> Lines of data:
====

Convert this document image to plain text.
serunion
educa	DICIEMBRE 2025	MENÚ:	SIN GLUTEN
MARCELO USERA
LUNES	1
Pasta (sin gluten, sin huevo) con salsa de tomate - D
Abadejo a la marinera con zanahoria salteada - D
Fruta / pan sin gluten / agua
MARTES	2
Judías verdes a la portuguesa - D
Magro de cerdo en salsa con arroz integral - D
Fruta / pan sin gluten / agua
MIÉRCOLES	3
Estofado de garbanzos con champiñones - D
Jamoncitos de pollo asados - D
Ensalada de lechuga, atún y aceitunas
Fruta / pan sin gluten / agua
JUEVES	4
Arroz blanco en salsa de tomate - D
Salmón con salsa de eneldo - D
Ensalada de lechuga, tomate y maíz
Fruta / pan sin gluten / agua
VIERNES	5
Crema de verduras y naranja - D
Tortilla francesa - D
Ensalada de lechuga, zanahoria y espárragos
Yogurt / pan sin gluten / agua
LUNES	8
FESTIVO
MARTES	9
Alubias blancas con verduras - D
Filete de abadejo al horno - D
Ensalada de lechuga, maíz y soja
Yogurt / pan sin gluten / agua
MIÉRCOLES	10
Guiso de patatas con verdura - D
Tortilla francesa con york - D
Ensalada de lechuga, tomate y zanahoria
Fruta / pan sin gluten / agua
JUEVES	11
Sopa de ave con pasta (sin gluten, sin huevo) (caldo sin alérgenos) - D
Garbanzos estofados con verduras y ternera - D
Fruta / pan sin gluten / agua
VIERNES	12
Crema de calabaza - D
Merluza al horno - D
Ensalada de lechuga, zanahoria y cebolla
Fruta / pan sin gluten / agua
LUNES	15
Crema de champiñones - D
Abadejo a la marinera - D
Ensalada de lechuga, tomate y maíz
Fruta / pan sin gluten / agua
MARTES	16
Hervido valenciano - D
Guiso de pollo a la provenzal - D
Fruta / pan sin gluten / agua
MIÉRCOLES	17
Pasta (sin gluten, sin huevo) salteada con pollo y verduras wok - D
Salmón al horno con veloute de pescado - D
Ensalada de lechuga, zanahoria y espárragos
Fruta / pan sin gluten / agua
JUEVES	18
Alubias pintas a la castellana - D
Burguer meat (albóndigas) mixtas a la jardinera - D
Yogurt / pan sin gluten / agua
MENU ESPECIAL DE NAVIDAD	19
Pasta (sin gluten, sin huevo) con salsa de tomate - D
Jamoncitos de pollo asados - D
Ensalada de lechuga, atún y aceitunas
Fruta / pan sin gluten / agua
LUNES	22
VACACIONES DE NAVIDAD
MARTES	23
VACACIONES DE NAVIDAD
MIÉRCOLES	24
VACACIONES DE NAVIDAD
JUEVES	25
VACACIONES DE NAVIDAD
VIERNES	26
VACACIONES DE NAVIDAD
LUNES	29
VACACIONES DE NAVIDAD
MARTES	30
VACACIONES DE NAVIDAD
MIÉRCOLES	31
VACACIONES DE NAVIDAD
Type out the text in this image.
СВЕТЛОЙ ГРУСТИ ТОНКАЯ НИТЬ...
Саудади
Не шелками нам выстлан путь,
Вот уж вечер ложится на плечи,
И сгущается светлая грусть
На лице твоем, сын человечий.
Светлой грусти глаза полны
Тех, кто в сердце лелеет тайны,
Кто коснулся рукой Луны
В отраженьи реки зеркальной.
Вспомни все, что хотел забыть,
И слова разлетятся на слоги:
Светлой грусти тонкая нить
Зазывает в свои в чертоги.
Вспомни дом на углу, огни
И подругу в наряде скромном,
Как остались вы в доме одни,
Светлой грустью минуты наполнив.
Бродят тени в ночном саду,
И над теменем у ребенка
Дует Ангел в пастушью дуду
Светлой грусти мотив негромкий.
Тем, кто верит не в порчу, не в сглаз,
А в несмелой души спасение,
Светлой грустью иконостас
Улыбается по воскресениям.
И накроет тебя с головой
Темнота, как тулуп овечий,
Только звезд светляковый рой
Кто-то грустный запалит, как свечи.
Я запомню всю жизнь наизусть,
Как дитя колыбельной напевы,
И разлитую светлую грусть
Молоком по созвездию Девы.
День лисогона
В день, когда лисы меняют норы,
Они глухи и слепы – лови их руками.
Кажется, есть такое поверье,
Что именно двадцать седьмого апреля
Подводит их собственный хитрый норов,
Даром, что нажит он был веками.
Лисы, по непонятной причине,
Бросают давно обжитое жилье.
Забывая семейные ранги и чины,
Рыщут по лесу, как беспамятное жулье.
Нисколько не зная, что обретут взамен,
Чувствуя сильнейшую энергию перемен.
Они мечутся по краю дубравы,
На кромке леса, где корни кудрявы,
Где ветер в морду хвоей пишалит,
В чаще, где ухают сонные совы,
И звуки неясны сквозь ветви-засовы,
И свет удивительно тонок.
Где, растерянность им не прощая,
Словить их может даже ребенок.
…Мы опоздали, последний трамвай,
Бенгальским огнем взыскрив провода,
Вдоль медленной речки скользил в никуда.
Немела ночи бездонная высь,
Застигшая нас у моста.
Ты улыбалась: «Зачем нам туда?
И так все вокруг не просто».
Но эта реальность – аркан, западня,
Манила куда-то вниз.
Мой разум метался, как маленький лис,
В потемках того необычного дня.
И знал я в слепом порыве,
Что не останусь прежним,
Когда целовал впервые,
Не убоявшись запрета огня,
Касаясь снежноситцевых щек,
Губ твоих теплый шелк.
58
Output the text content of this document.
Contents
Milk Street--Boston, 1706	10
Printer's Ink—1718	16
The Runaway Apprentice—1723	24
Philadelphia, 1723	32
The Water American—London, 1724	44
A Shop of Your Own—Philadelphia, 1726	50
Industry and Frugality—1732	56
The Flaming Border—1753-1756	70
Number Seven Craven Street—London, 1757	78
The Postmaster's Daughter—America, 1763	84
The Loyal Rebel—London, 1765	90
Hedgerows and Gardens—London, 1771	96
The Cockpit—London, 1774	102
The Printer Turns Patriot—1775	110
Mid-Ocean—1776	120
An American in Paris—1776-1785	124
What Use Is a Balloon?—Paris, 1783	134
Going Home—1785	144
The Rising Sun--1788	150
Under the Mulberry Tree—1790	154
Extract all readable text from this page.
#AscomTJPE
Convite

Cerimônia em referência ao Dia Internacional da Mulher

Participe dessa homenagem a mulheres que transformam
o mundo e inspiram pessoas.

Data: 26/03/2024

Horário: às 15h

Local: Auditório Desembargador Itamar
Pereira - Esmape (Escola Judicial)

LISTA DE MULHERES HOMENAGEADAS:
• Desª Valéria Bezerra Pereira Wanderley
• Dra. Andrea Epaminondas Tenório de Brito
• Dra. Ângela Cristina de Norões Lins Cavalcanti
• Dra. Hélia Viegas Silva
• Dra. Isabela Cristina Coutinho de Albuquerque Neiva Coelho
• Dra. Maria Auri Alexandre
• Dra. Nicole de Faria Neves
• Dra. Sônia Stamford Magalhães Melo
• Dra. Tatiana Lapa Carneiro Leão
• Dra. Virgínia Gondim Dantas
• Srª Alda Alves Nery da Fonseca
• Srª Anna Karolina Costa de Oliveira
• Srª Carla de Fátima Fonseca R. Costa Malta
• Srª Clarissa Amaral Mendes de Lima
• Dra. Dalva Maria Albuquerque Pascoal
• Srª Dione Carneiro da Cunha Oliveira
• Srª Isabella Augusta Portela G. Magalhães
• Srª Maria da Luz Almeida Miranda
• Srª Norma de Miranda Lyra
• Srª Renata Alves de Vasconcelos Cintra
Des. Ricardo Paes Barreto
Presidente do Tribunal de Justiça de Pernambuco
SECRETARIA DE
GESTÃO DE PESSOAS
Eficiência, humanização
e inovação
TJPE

====

> Brief:
Look through the entries above for the word "Tortilla". Copy every line where it shows up.

> Expected answer:
Tortilla francesa - D
Tortilla francesa con york - D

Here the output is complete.